Data records ->
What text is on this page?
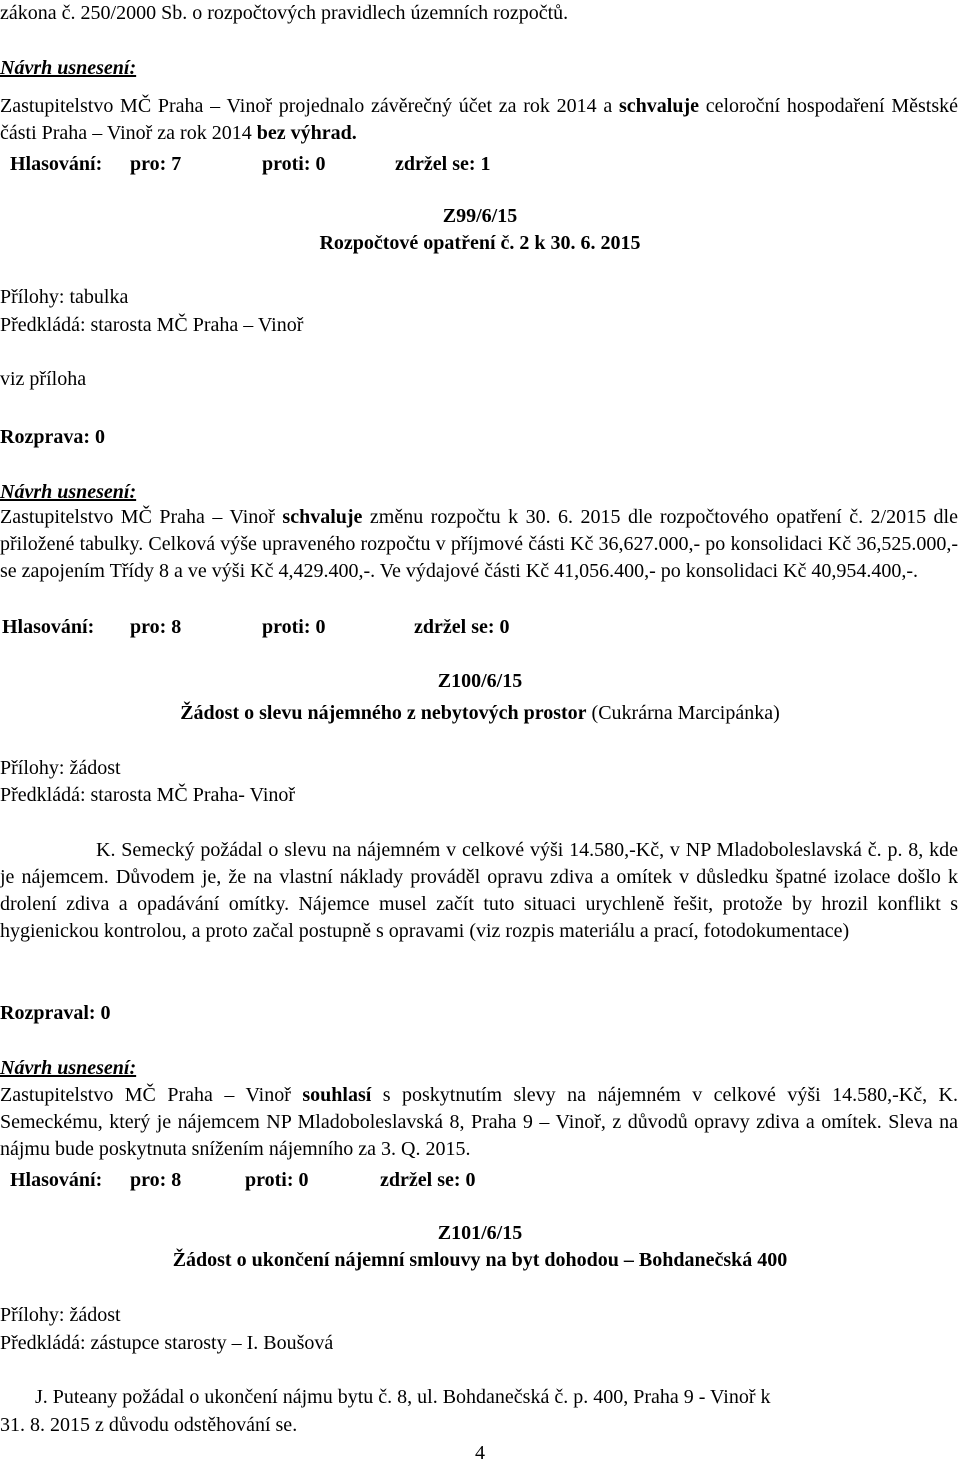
zákona č. 250/2000 Sb. o rozpočtových pravidlech územních rozpočtů.
Návrh usnesení:
Zastupitelstvo MČ Praha – Vinoř projednalo závěrečný účet za rok 2014 a schvaluje celoroční hospodaření Městské části Praha – Vinoř za rok 2014 bez výhrad.
Hlasování: pro: 7	proti: 0	zdržel se: 1
Z99/6/15
Rozpočtové opatření č. 2 k 30. 6. 2015
Přílohy: tabulka
Předkládá: starosta MČ Praha – Vinoř
viz příloha
Rozprava: 0
Návrh usnesení:
Zastupitelstvo MČ Praha – Vinoř schvaluje změnu rozpočtu k 30. 6. 2015 dle rozpočtového opatření č. 2/2015 dle přiložené tabulky. Celková výše upraveného rozpočtu v příjmové části Kč 36,627.000,- po konsolidaci Kč 36,525.000,- se zapojením Třídy 8 a ve výši Kč 4,429.400,-. Ve výdajové části Kč 41,056.400,- po konsolidaci Kč 40,954.400,-.
Hlasování: pro: 8	proti: 0	zdržel se: 0
Z100/6/15
Žádost o slevu nájemného z nebytových prostor (Cukrárna Marcipánka)
Přílohy: žádost
Předkládá: starosta MČ Praha- Vinoř
K. Semecký požádal o slevu na nájemném v celkové výši 14.580,-Kč, v NP Mladoboleslavská č. p. 8, kde je nájemcem. Důvodem je, že na vlastní náklady prováděl opravu zdiva a omítek v důsledku špatné izolace došlo k drolení zdiva a opadávání omítky. Nájemce musel začít tuto situaci urychleně řešit, protože by hrozil konflikt s hygienickou kontrolou, a proto začal postupně s opravami (viz rozpis materiálu a prací, fotodokumentace)
Rozpraval: 0
Návrh usnesení:
Zastupitelstvo MČ Praha – Vinoř souhlasí s poskytnutím slevy na nájemném v celkové výši 14.580,-Kč, K. Semeckému, který je nájemcem NP Mladoboleslavská 8, Praha 9 – Vinoř, z důvodů opravy zdiva a omítek. Sleva na nájmu bude poskytnuta snížením nájemního za 3. Q. 2015.
Hlasování: pro: 8	proti: 0	zdržel se: 0
Z101/6/15
Žádost o ukončení nájemní smlouvy na byt dohodou – Bohdanečská 400
Přílohy: žádost
Předkládá: zástupce starosty – I. Boušová
J. Puteany požádal o ukončení nájmu bytu č. 8, ul. Bohdanečská č. p. 400, Praha 9 - Vinoř k
31. 8. 2015 z důvodu odstěhování se.
4
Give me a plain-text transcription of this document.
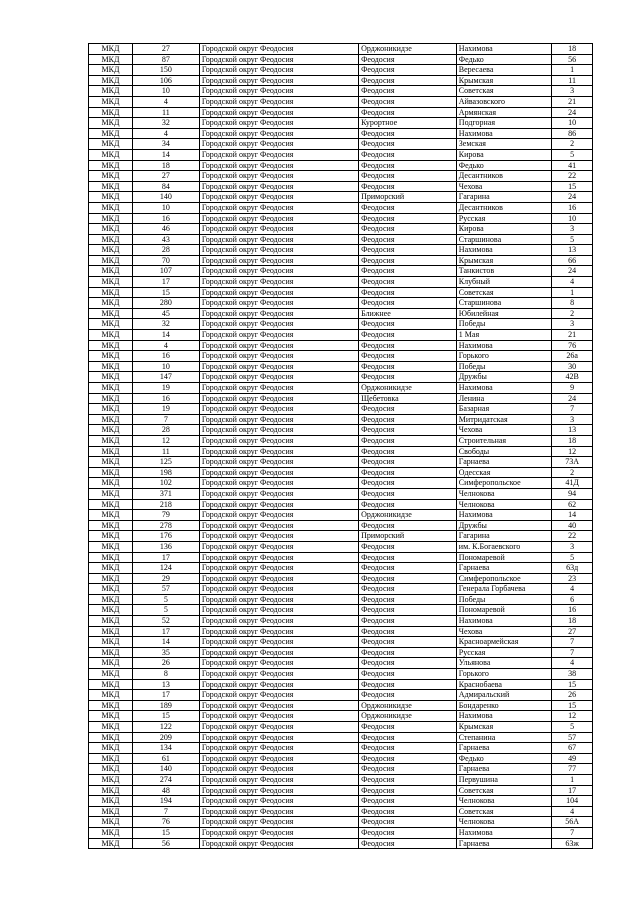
МКД	27	Городской округ Феодосия	Орджоникидзе	Нахимова	18
МКД	87	Городской округ Феодосия	Феодосия	Федько	56
МКД	150	Городской округ Феодосия	Феодосия	Вересаева	1
МКД	106	Городской округ Феодосия	Феодосия	Крымская	11
МКД	10	Городской округ Феодосия	Феодосия	Советская	3
МКД	4	Городской округ Феодосия	Феодосия	Айвазовского	21
МКД	11	Городской округ Феодосия	Феодосия	Армянская	24
МКД	32	Городской округ Феодосия	Курортное	Подгорная	10
МКД	4	Городской округ Феодосия	Феодосия	Нахимова	86
МКД	34	Городской округ Феодосия	Феодосия	Земская	2
МКД	14	Городской округ Феодосия	Феодосия	Кирова	5
МКД	18	Городской округ Феодосия	Феодосия	Федько	41
МКД	27	Городской округ Феодосия	Феодосия	Десантников	22
МКД	84	Городской округ Феодосия	Феодосия	Чехова	15
МКД	140	Городской округ Феодосия	Приморский	Гагарина	24
МКД	10	Городской округ Феодосия	Феодосия	Десантников	16
МКД	16	Городской округ Феодосия	Феодосия	Русская	10
МКД	46	Городской округ Феодосия	Феодосия	Кирова	3
МКД	43	Городской округ Феодосия	Феодосия	Старшинова	5
МКД	28	Городской округ Феодосия	Феодосия	Нахимова	13
МКД	70	Городской округ Феодосия	Феодосия	Крымская	66
МКД	107	Городской округ Феодосия	Феодосия	Танкистов	24
МКД	17	Городской округ Феодосия	Феодосия	Клубный	4
МКД	15	Городской округ Феодосия	Феодосия	Советская	1
МКД	280	Городской округ Феодосия	Феодосия	Старшинова	8
МКД	45	Городской округ Феодосия	Ближнее	Юбилейная	2
МКД	32	Городской округ Феодосия	Феодосия	Победы	3
МКД	14	Городской округ Феодосия	Феодосия	1 Мая	21
МКД	4	Городской округ Феодосия	Феодосия	Нахимова	76
МКД	16	Городской округ Феодосия	Феодосия	Горького	26а
МКД	10	Городской округ Феодосия	Феодосия	Победы	30
МКД	147	Городской округ Феодосия	Феодосия	Дружбы	42В
МКД	19	Городской округ Феодосия	Орджоникидзе	Нахимова	9
МКД	16	Городской округ Феодосия	Щебетовка	Ленина	24
МКД	19	Городской округ Феодосия	Феодосия	Базарная	7
МКД	7	Городской округ Феодосия	Феодосия	Митридатская	3
МКД	28	Городской округ Феодосия	Феодосия	Чехова	13
МКД	12	Городской округ Феодосия	Феодосия	Строительная	18
МКД	11	Городской округ Феодосия	Феодосия	Свободы	12
МКД	125	Городской округ Феодосия	Феодосия	Гарнаева	73А
МКД	198	Городской округ Феодосия	Феодосия	Одесская	2
МКД	102	Городской округ Феодосия	Феодосия	Симферопольское	41Д
МКД	371	Городской округ Феодосия	Феодосия	Челнокова	94
МКД	218	Городской округ Феодосия	Феодосия	Челнокова	62
МКД	79	Городской округ Феодосия	Орджоникидзе	Нахимова	14
МКД	278	Городской округ Феодосия	Феодосия	Дружбы	40
МКД	176	Городской округ Феодосия	Приморский	Гагарина	22
МКД	136	Городской округ Феодосия	Феодосия	им. К.Богаевского	3
МКД	17	Городской округ Феодосия	Феодосия	Пономаревой	5
МКД	124	Городской округ Феодосия	Феодосия	Гарнаева	63д
МКД	29	Городской округ Феодосия	Феодосия	Симферопольское	23
МКД	57	Городской округ Феодосия	Феодосия	Генерала Горбачева	4
МКД	5	Городской округ Феодосия	Феодосия	Победы	6
МКД	5	Городской округ Феодосия	Феодосия	Пономаревой	16
МКД	52	Городской округ Феодосия	Феодосия	Нахимова	18
МКД	17	Городской округ Феодосия	Феодосия	Чехова	27
МКД	14	Городской округ Феодосия	Феодосия	Красноармейская	7
МКД	35	Городской округ Феодосия	Феодосия	Русская	7
МКД	26	Городской округ Феодосия	Феодосия	Ульянова	4
МКД	8	Городской округ Феодосия	Феодосия	Горького	38
МКД	13	Городской округ Феодосия	Феодосия	Краснобаева	15
МКД	17	Городской округ Феодосия	Феодосия	Адмиральский	26
МКД	189	Городской округ Феодосия	Орджоникидзе	Бондаренко	15
МКД	15	Городской округ Феодосия	Орджоникидзе	Нахимова	12
МКД	122	Городской округ Феодосия	Феодосия	Крымская	5
МКД	209	Городской округ Феодосия	Феодосия	Степанина	57
МКД	134	Городской округ Феодосия	Феодосия	Гарнаева	67
МКД	61	Городской округ Феодосия	Феодосия	Федько	49
МКД	140	Городской округ Феодосия	Феодосия	Гарнаева	77
МКД	274	Городской округ Феодосия	Феодосия	Первушина	1
МКД	48	Городской округ Феодосия	Феодосия	Советская	17
МКД	194	Городской округ Феодосия	Феодосия	Челнокова	104
МКД	7	Городской округ Феодосия	Феодосия	Советская	4
МКД	76	Городской округ Феодосия	Феодосия	Челнокова	56А
МКД	15	Городской округ Феодосия	Феодосия	Нахимова	7
МКД	56	Городской округ Феодосия	Феодосия	Гарнаева	63ж
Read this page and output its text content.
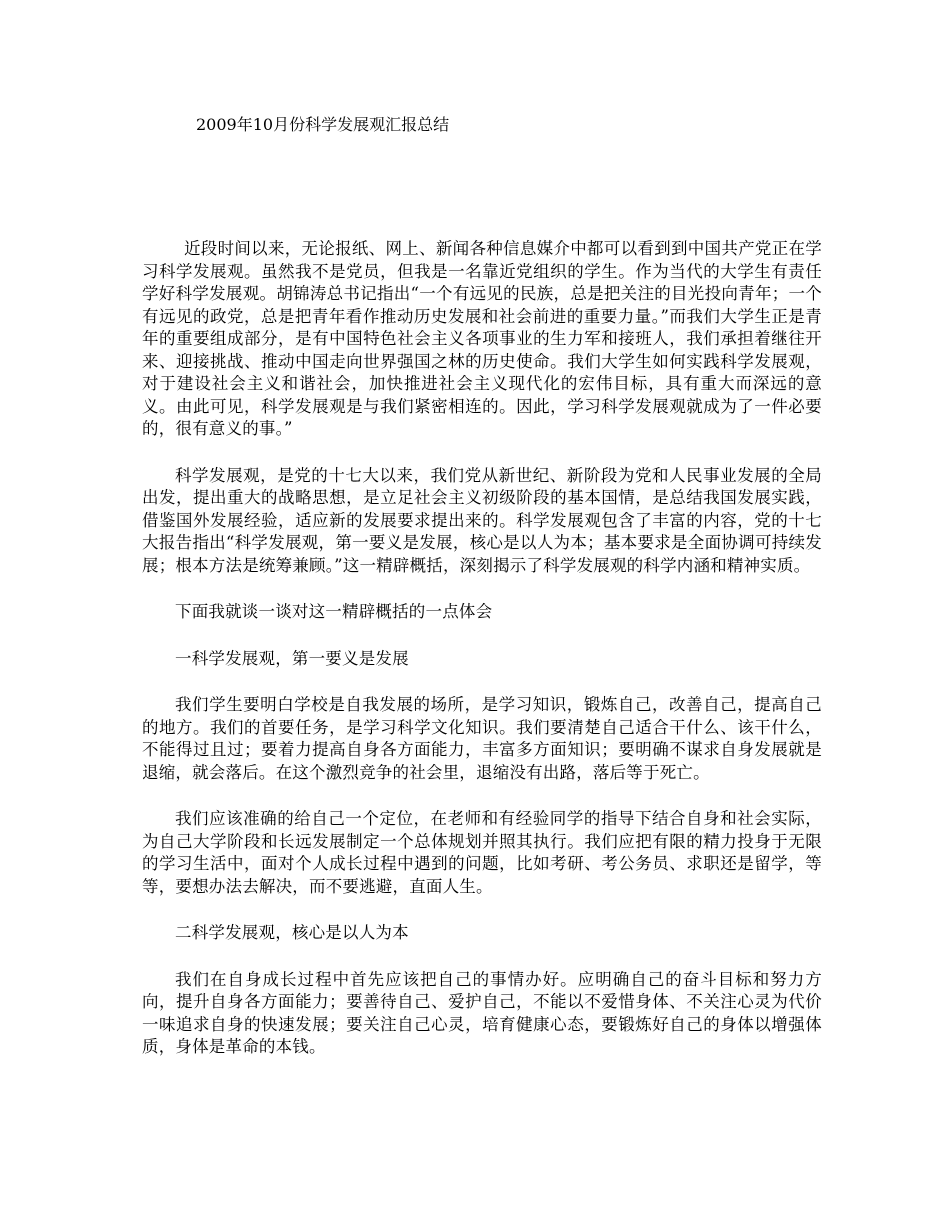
2009年10月份科学发展观汇报总结

近段时间以来，无论报纸、网上、新闻各种信息媒介中都可以看到到中国共产党正在学习科学发展观。虽然我不是党员，但我是一名靠近党组织的学生。作为当代的大学生有责任学好科学发展观。胡锦涛总书记指出“一个有远见的民族，总是把关注的目光投向青年；一个有远见的政党，总是把青年看作推动历史发展和社会前进的重要力量。”而我们大学生正是青年的重要组成部分，是有中国特色社会主义各项事业的生力军和接班人，我们承担着继往开来、迎接挑战、推动中国走向世界强国之林的历史使命。我们大学生如何实践科学发展观，对于建设社会主义和谐社会，加快推进社会主义现代化的宏伟目标，具有重大而深远的意义。由此可见，科学发展观是与我们紧密相连的。因此，学习科学发展观就成为了一件必要的，很有意义的事。”

科学发展观，是党的十七大以来，我们党从新世纪、新阶段为党和人民事业发展的全局出发，提出重大的战略思想，是立足社会主义初级阶段的基本国情，是总结我国发展实践，借鉴国外发展经验，适应新的发展要求提出来的。科学发展观包含了丰富的内容，党的十七大报告指出“科学发展观，第一要义是发展，核心是以人为本；基本要求是全面协调可持续发展；根本方法是统筹兼顾。”这一精辟概括，深刻揭示了科学发展观的科学内涵和精神实质。

下面我就谈一谈对这一精辟概括的一点体会

一科学发展观，第一要义是发展

我们学生要明白学校是自我发展的场所，是学习知识，锻炼自己，改善自己，提高自己的地方。我们的首要任务，是学习科学文化知识。我们要清楚自己适合干什么、该干什么，不能得过且过；要着力提高自身各方面能力，丰富多方面知识；要明确不谋求自身发展就是退缩，就会落后。在这个激烈竞争的社会里，退缩没有出路，落后等于死亡。

我们应该准确的给自己一个定位，在老师和有经验同学的指导下结合自身和社会实际，为自己大学阶段和长远发展制定一个总体规划并照其执行。我们应把有限的精力投身于无限的学习生活中，面对个人成长过程中遇到的问题，比如考研、考公务员、求职还是留学，等等，要想办法去解决，而不要逃避，直面人生。

二科学发展观，核心是以人为本

我们在自身成长过程中首先应该把自己的事情办好。应明确自己的奋斗目标和努力方向，提升自身各方面能力；要善待自己、爱护自己，不能以不爱惜身体、不关注心灵为代价一味追求自身的快速发展；要关注自己心灵，培育健康心态，要锻炼好自己的身体以增强体质，身体是革命的本钱。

Exercise ->
Extract from the data every line where "Bohdanečská" shows up.

The response ->
Žádost o ukončení nájemní smlouvy na byt dohodou – Bohdanečská 400
J. Puteany požádal o ukončení nájmu bytu č. 8, ul. Bohdanečská č. p. 400, Praha 9 - Vinoř k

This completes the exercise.